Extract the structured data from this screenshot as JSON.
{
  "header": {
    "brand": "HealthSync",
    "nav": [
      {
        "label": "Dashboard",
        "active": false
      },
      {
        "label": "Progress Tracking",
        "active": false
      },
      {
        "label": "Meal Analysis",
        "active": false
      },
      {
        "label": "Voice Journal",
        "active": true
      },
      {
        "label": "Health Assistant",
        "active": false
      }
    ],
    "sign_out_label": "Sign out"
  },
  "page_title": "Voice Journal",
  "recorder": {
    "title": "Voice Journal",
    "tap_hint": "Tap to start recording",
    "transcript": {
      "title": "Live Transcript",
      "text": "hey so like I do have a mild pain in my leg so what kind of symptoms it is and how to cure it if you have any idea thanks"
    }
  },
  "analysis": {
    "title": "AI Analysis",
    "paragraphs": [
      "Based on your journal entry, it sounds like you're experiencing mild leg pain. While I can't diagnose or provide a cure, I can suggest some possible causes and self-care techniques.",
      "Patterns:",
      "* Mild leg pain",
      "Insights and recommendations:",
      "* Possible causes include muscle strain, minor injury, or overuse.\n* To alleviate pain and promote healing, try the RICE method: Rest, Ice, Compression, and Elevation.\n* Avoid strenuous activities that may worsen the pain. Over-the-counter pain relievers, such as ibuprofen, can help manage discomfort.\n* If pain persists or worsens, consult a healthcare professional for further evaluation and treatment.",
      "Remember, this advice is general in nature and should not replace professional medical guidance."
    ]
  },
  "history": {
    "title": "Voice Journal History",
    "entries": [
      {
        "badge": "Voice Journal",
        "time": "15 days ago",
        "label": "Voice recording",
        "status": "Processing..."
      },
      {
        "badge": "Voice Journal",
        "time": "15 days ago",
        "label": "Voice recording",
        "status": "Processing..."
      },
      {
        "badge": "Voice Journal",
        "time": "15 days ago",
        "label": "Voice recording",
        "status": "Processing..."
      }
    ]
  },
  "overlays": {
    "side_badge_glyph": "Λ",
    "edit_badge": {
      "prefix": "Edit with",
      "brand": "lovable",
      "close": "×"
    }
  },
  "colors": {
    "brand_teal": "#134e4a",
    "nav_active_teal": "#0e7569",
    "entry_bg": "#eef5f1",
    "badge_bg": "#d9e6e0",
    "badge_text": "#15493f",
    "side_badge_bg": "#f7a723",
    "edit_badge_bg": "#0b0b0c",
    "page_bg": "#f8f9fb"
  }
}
════
What you have to do:
Output the entries exactly.

Finished answer:
Extract the structured data from this screenshot as JSON.
{
  "header": {
    "brand": "HealthSync",
    "nav": [
      {
        "label": "Dashboard",
        "active": false
      },
      {
        "label": "Progress Tracking",
        "active": false
      },
      {
        "label": "Meal Analysis",
        "active": false
      },
      {
        "label": "Voice Journal",
        "active": true
      },
      {
        "label": "Health Assistant",
        "active": false
      }
    ],
    "sign_out_label": "Sign out"
  },
  "page_title": "Voice Journal",
  "recorder": {
    "title": "Voice Journal",
    "tap_hint": "Tap to start recording",
    "transcript": {
      "title": "Live Transcript",
      "text": "hey so like I do have a mild pain in my leg so what kind of symptoms it is and how to cure it if you have any idea thanks"
    }
  },
  "analysis": {
    "title": "AI Analysis",
    "paragraphs": [
      "Based on your journal entry, it sounds like you're experiencing mild leg pain. While I can't diagnose or provide a cure, I can suggest some possible causes and self-care techniques.",
      "Patterns:",
      "* Mild leg pain",
      "Insights and recommendations:",
      "* Possible causes include muscle strain, minor injury, or overuse.\n* To alleviate pain and promote healing, try the RICE method: Rest, Ice, Compression, and Elevation.\n* Avoid strenuous activities that may worsen the pain. Over-the-counter pain relievers, such as ibuprofen, can help manage discomfort.\n* If pain persists or worsens, consult a healthcare professional for further evaluation and treatment.",
      "Remember, this advice is general in nature and should not replace professional medical guidance."
    ]
  },
  "history": {
    "title": "Voice Journal History",
    "entries": [
      {
        "badge": "Voice Journal",
        "time": "15 days ago",
        "label": "Voice recording",
        "status": "Processing..."
      },
      {
        "badge": "Voice Journal",
        "time": "15 days ago",
        "label": "Voice recording",
        "status": "Processing..."
      },
      {
        "badge": "Voice Journal",
        "time": "15 days ago",
        "label": "Voice recording",
        "status": "Processing..."
      }
    ]
  },
  "overlays": {
    "side_badge_glyph": "Λ",
    "edit_badge": {
      "prefix": "Edit with",
      "brand": "lovable",
      "close": "×"
    }
  },
  "colors": {
    "brand_teal": "#134e4a",
    "nav_active_teal": "#0e7569",
    "entry_bg": "#eef5f1",
    "badge_bg": "#d9e6e0",
    "badge_text": "#15493f",
    "side_badge_bg": "#f7a723",
    "edit_badge_bg": "#0b0b0c",
    "page_bg": "#f8f9fb"
  }
}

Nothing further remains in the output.